Stated goal: Using the listing below, copy every line that mentions "μπορεί".

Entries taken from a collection
□ □ □ □ □

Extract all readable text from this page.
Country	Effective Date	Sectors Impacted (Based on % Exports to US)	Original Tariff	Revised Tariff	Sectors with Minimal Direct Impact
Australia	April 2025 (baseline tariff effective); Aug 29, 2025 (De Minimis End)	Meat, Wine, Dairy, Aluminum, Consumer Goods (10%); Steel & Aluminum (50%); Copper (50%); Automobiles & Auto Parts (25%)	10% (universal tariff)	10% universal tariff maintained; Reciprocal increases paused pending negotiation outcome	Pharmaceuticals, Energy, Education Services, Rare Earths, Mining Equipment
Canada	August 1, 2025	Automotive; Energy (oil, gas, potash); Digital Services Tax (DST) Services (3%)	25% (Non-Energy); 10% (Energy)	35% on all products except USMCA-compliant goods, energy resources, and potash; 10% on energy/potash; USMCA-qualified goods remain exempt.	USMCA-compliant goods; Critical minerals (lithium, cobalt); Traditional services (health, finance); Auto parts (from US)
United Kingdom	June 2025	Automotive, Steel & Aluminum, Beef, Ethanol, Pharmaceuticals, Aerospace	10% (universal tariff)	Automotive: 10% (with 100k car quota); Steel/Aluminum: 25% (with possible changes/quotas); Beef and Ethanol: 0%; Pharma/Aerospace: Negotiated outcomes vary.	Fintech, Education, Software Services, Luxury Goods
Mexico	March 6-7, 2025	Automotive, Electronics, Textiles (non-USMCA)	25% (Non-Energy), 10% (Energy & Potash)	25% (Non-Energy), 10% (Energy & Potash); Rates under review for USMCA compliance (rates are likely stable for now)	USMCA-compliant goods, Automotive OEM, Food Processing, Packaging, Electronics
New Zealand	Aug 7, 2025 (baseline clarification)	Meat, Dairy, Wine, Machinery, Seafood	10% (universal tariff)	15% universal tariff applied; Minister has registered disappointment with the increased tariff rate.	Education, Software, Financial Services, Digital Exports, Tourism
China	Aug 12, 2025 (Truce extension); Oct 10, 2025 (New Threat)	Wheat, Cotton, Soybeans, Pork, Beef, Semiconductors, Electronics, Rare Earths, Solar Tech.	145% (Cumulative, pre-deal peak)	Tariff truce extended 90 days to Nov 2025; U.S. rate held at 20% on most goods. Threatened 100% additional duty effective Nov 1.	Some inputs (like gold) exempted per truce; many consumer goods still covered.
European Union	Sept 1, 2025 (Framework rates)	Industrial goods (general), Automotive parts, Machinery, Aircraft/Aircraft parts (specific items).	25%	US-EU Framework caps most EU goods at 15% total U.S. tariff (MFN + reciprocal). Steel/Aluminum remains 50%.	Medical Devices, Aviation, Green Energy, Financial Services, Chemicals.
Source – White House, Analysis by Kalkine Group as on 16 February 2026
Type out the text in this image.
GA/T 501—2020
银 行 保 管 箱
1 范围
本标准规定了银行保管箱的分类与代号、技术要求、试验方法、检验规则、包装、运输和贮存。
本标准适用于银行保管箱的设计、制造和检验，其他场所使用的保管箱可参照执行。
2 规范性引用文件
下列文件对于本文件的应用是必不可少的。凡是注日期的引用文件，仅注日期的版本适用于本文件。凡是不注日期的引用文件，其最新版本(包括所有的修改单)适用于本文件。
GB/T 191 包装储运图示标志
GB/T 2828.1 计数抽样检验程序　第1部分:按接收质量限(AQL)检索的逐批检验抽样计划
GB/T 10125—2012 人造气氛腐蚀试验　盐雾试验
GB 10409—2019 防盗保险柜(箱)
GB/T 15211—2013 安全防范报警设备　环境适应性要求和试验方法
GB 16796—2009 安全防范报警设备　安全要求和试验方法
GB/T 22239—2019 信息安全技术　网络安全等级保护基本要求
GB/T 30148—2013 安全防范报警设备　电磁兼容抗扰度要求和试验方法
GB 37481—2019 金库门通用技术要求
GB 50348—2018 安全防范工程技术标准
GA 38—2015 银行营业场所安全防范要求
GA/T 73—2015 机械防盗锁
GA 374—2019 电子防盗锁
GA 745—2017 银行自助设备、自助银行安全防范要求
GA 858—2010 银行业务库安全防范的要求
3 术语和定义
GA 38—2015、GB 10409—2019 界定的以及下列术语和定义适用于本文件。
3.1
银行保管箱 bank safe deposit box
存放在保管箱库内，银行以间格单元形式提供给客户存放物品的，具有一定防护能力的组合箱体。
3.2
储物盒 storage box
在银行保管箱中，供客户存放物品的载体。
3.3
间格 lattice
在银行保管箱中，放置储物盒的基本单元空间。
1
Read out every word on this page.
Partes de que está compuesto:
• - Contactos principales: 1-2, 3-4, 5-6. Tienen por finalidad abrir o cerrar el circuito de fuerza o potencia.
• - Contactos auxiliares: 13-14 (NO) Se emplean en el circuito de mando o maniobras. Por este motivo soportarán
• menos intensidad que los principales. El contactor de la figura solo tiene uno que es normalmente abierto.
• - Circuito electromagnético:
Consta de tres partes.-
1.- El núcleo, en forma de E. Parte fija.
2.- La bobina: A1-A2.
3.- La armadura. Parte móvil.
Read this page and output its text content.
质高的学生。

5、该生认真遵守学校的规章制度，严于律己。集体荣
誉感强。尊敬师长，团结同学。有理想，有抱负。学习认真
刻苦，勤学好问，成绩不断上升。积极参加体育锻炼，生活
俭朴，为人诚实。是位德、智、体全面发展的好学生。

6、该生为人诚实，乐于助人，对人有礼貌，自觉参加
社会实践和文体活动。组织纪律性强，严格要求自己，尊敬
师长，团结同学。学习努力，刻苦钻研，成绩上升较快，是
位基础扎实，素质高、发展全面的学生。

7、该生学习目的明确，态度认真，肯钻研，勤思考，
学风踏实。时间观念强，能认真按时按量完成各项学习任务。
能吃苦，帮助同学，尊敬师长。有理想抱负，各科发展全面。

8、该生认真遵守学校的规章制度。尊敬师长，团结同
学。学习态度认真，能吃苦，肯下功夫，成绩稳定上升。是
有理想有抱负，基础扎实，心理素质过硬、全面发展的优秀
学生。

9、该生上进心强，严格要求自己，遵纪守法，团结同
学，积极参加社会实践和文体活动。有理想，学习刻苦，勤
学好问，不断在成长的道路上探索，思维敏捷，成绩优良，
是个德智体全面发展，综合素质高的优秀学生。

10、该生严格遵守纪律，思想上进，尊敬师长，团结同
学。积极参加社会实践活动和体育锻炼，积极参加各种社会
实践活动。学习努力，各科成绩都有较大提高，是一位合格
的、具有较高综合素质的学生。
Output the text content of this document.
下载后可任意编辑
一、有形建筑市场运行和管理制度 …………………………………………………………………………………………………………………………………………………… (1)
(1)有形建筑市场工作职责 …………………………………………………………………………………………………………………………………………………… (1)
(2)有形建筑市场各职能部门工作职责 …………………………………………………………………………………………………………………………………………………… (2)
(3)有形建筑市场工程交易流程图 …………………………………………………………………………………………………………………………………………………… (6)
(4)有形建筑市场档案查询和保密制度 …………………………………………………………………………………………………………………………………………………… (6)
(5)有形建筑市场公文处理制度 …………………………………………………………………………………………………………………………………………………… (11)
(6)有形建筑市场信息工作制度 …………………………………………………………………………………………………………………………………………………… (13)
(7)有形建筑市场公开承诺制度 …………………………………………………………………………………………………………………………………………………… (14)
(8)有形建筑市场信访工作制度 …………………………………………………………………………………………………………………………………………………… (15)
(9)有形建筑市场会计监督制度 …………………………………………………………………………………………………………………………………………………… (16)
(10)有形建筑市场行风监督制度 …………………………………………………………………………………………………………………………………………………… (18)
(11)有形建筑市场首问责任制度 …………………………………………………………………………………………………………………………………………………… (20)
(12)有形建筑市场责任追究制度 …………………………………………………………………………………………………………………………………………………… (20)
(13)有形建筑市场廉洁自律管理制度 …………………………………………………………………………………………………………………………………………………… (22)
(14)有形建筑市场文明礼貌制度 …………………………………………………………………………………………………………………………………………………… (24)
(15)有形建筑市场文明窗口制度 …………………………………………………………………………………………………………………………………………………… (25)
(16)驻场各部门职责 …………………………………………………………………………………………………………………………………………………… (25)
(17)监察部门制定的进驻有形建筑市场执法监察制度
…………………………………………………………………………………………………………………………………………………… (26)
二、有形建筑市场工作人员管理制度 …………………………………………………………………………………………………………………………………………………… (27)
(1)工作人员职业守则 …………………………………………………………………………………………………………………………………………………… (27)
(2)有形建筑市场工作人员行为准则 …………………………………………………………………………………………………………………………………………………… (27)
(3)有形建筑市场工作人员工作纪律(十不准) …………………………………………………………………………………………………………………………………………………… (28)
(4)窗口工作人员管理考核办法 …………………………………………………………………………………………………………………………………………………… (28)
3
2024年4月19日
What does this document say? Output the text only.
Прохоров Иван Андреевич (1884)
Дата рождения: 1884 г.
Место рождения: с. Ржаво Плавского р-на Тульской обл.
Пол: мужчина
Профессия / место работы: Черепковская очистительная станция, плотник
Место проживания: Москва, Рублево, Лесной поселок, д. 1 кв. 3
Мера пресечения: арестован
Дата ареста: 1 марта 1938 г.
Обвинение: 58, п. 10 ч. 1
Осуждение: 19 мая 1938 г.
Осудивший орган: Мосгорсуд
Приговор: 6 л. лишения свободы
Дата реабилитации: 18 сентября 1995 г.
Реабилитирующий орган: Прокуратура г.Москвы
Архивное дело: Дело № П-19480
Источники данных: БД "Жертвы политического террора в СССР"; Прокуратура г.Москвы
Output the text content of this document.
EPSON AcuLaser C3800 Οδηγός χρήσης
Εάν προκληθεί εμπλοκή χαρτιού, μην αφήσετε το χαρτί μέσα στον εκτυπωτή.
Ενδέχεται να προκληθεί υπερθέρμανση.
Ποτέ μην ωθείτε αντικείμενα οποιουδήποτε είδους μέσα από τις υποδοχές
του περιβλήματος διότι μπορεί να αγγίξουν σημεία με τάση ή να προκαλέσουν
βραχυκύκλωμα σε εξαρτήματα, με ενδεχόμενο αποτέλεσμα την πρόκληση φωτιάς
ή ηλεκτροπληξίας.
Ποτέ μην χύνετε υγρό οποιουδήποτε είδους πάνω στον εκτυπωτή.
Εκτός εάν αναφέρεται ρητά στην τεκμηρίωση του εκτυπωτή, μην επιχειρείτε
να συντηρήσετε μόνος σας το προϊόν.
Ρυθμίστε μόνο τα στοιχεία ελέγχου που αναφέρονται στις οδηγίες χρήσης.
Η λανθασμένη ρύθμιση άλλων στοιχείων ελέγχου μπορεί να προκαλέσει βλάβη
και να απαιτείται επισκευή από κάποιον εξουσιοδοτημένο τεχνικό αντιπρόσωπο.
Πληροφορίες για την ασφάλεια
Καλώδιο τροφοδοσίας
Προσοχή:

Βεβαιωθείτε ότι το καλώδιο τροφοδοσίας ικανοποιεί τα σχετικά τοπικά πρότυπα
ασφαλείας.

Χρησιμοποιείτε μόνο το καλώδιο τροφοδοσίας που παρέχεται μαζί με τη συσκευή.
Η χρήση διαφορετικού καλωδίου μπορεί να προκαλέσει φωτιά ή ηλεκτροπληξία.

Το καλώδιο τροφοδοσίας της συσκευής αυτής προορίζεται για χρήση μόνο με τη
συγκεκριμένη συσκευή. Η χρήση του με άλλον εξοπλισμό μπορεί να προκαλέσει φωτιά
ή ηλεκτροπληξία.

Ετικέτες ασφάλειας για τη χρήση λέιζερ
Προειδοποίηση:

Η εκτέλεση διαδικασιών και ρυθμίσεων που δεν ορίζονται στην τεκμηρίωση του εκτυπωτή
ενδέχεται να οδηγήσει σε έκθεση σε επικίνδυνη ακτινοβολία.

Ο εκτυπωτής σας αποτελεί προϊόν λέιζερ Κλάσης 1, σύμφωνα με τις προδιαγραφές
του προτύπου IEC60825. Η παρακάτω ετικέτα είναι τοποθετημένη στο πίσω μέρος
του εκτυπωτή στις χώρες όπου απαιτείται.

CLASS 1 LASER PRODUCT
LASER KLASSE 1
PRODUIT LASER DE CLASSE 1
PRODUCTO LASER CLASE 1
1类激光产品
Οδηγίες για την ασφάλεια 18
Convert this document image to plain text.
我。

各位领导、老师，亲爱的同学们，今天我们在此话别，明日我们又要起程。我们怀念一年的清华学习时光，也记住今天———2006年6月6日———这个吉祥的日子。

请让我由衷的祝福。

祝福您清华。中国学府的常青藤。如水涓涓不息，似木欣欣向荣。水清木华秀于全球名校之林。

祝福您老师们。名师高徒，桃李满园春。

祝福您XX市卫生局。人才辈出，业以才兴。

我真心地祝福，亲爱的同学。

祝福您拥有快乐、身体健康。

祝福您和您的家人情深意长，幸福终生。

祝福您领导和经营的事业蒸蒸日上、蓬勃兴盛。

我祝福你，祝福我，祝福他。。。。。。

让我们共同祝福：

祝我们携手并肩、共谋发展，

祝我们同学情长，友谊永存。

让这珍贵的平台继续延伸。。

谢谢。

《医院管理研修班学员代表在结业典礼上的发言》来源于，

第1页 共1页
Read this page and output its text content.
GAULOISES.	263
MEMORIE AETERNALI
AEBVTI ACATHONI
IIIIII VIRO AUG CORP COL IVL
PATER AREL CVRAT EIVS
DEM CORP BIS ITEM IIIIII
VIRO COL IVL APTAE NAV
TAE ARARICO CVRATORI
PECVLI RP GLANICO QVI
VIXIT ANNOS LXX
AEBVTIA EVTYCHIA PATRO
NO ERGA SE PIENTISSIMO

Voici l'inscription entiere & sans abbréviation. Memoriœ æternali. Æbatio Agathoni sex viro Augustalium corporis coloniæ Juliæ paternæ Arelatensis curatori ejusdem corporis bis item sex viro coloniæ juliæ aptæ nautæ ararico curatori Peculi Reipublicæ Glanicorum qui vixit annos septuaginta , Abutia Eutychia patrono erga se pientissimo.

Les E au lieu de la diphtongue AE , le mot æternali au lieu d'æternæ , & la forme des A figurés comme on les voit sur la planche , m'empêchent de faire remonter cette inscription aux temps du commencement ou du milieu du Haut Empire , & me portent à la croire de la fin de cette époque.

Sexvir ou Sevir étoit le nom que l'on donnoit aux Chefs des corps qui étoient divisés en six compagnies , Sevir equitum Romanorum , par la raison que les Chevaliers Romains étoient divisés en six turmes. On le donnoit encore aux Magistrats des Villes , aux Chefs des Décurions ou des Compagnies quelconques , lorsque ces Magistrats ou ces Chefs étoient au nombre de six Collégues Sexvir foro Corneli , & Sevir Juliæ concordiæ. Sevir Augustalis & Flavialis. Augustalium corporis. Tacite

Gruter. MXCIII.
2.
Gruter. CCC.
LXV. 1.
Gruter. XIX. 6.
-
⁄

□ □ □ □ □

Result below:
του περιβλήματος διότι μπορεί να αγγίξουν σημεία με τάση ή να προκαλέσουν
Η λανθασμένη ρύθμιση άλλων στοιχείων ελέγχου μπορεί να προκαλέσει βλάβη
Η χρήση διαφορετικού καλωδίου μπορεί να προκαλέσει φωτιά ή ηλεκτροπληξία.
συγκεκριμένη συσκευή. Η χρήση του με άλλον εξοπλισμό μπορεί να προκαλέσει φωτιά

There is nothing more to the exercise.